--- WHAT YOU SHOULD DO ---
Write out each line from the data below that includes the word "text".

--- Data records ---
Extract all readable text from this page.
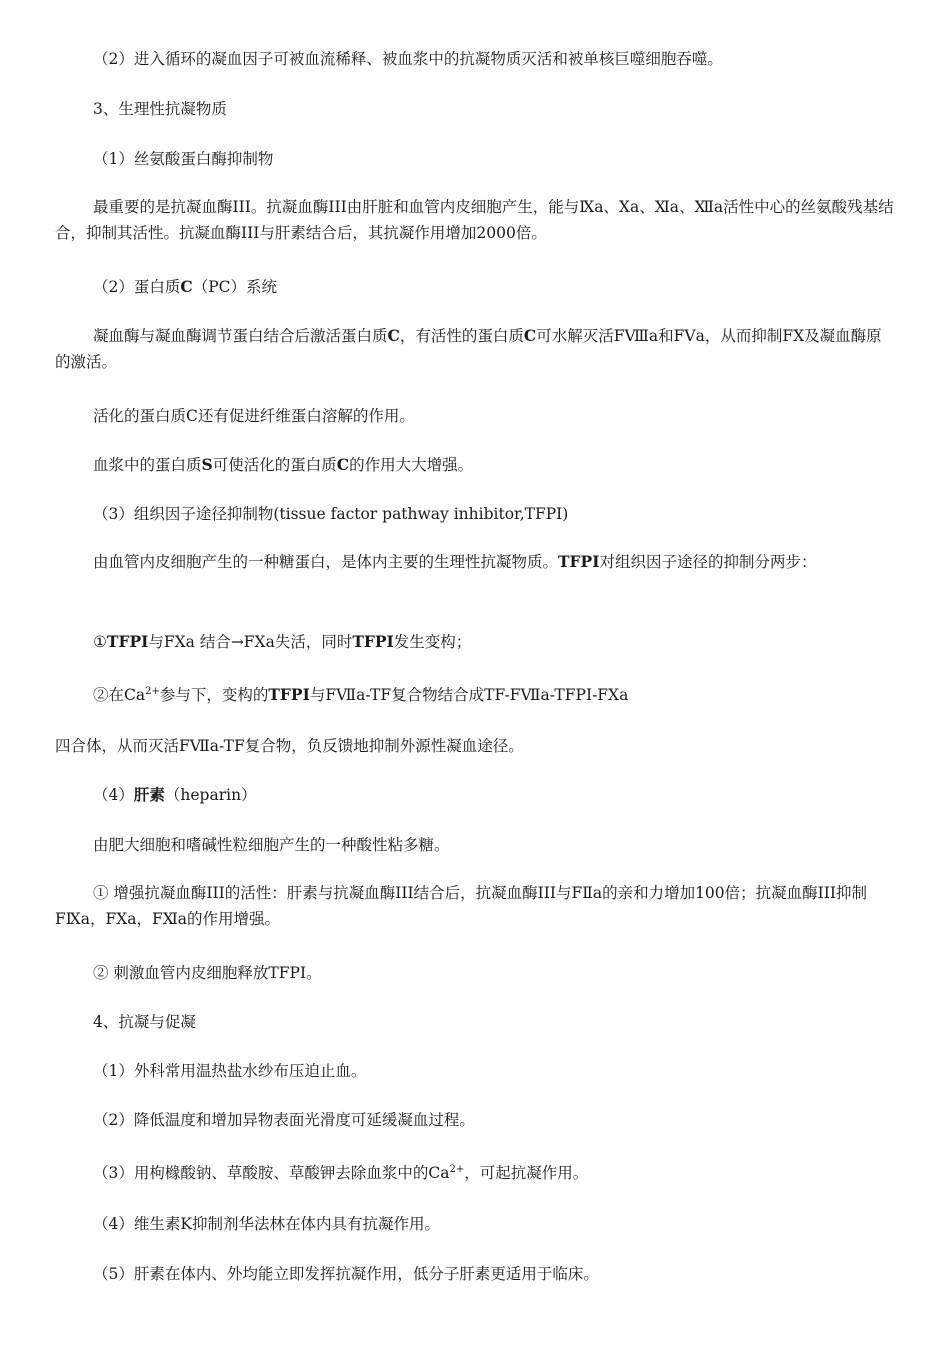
（2）进入循环的凝血因子可被血流稀释、被血浆中的抗凝物质灭活和被单核巨噬细胞吞噬。

3、生理性抗凝物质

（1）丝氨酸蛋白酶抑制物

最重要的是抗凝血酶III。抗凝血酶III由肝脏和血管内皮细胞产生，能与Ⅸa、Ⅹa、Ⅺa、Ⅻa活性中心的丝氨酸残基结合，抑制其活性。抗凝血酶III与肝素结合后，其抗凝作用增加2000倍。

（2）蛋白质C（PC）系统

凝血酶与凝血酶调节蛋白结合后激活蛋白质C，有活性的蛋白质C可水解灭活FⅧa和FⅤa，从而抑制FⅩ及凝血酶原的激活。

活化的蛋白质C还有促进纤维蛋白溶解的作用。

血浆中的蛋白质S可使活化的蛋白质C的作用大大增强。

（3）组织因子途径抑制物(tissue factor pathway inhibitor,TFPI)

由血管内皮细胞产生的一种糖蛋白，是体内主要的生理性抗凝物质。TFPI对组织因子途径的抑制分两步：

①TFPI与FⅩa 结合→FⅩa失活，同时TFPI发生变构；

②在$Ca^{2+}$参与下，变构的TFPI与FⅦa-TF复合物结合成TF-FⅦa-TFPI-FⅩa

四合体，从而灭活FⅦa-TF复合物，负反馈地抑制外源性凝血途径。

（4）肝素（heparin）

由肥大细胞和嗜碱性粒细胞产生的一种酸性粘多糖。

① 增强抗凝血酶III的活性：肝素与抗凝血酶III结合后，抗凝血酶III与FⅡa的亲和力增加100倍；抗凝血酶III抑制FⅨa，FⅩa，FⅪa的作用增强。

② 刺激血管内皮细胞释放TFPI。

4、抗凝与促凝

（1）外科常用温热盐水纱布压迫止血。

（2）降低温度和增加异物表面光滑度可延缓凝血过程。

（3）用枸橼酸钠、草酸胺、草酸钾去除血浆中的$Ca^{2+}$，可起抗凝作用。

（4）维生素K抑制剂华法林在体内具有抗凝作用。

（5）肝素在体内、外均能立即发挥抗凝作用，低分子肝素更适用于临床。
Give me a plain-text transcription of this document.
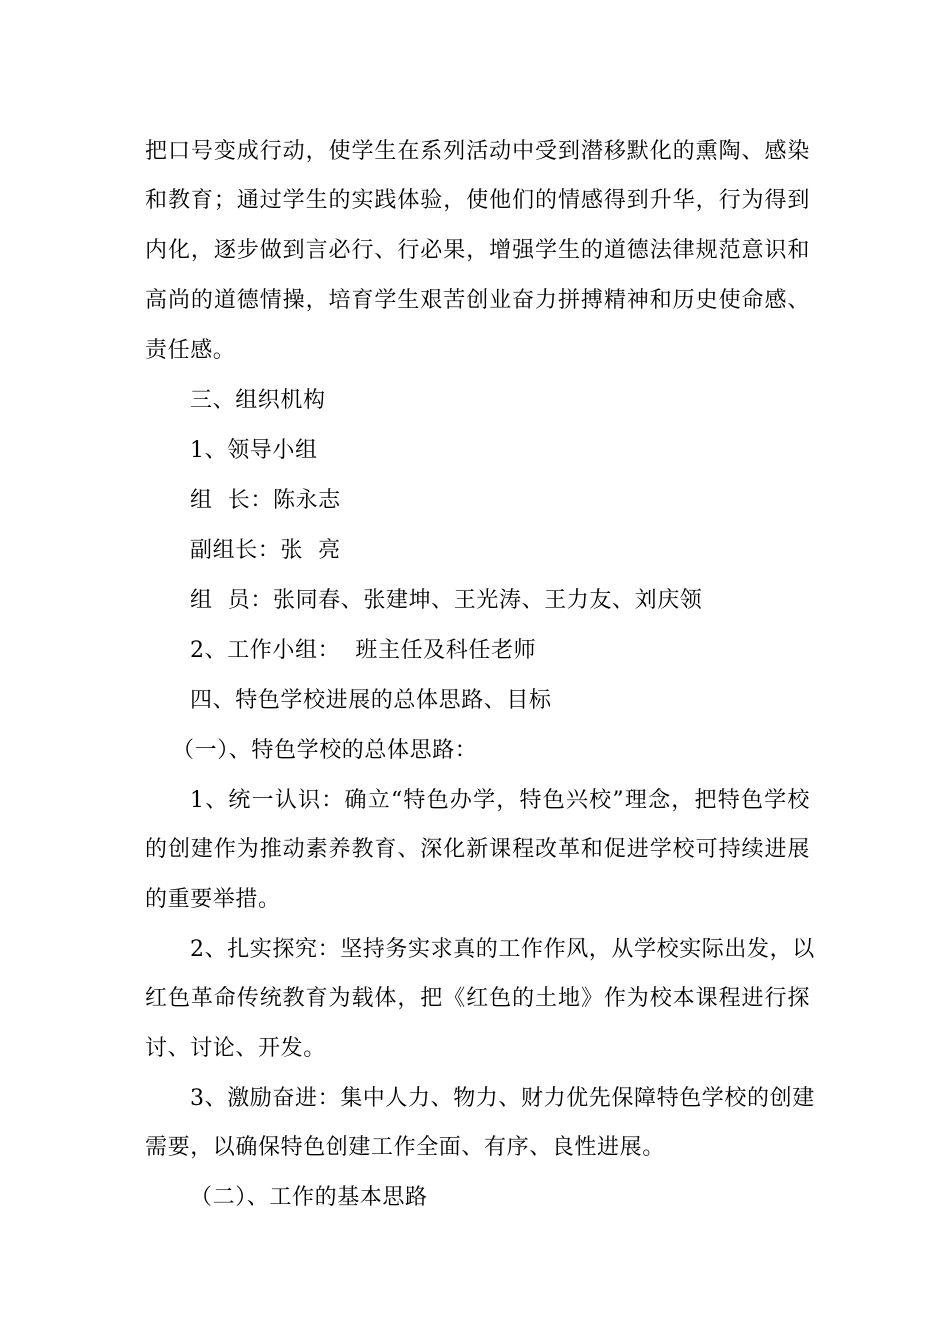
把口号变成行动，使学生在系列活动中受到潜移默化的熏陶、感染
和教育；通过学生的实践体验，使他们的情感得到升华，行为得到
内化，逐步做到言必行、行必果，增强学生的道德法律规范意识和
高尚的道德情操，培育学生艰苦创业奋力拼搏精神和历史使命感、
责任感。
三、组织机构
1、领导小组
组  长：陈永志
副组长：张  亮
组  员：张同春、张建坤、王光涛、王力友、刘庆领
2、工作小组：  班主任及科任老师
四、特色学校进展的总体思路、目标
（一）、特色学校的总体思路：
1、统一认识：确立“特色办学，特色兴校”理念，把特色学校
的创建作为推动素养教育、深化新课程改革和促进学校可持续进展
的重要举措。
2、扎实探究：坚持务实求真的工作作风，从学校实际出发，以
红色革命传统教育为载体，把《红色的土地》作为校本课程进行探
讨、讨论、开发。
3、激励奋进：集中人力、物力、财力优先保障特色学校的创建
需要，以确保特色创建工作全面、有序、良性进展。
（二）、工作的基本思路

--- RESULT FOR THIS TASK ---
Extract all readable text from this page.
Give me a plain-text transcription of this document.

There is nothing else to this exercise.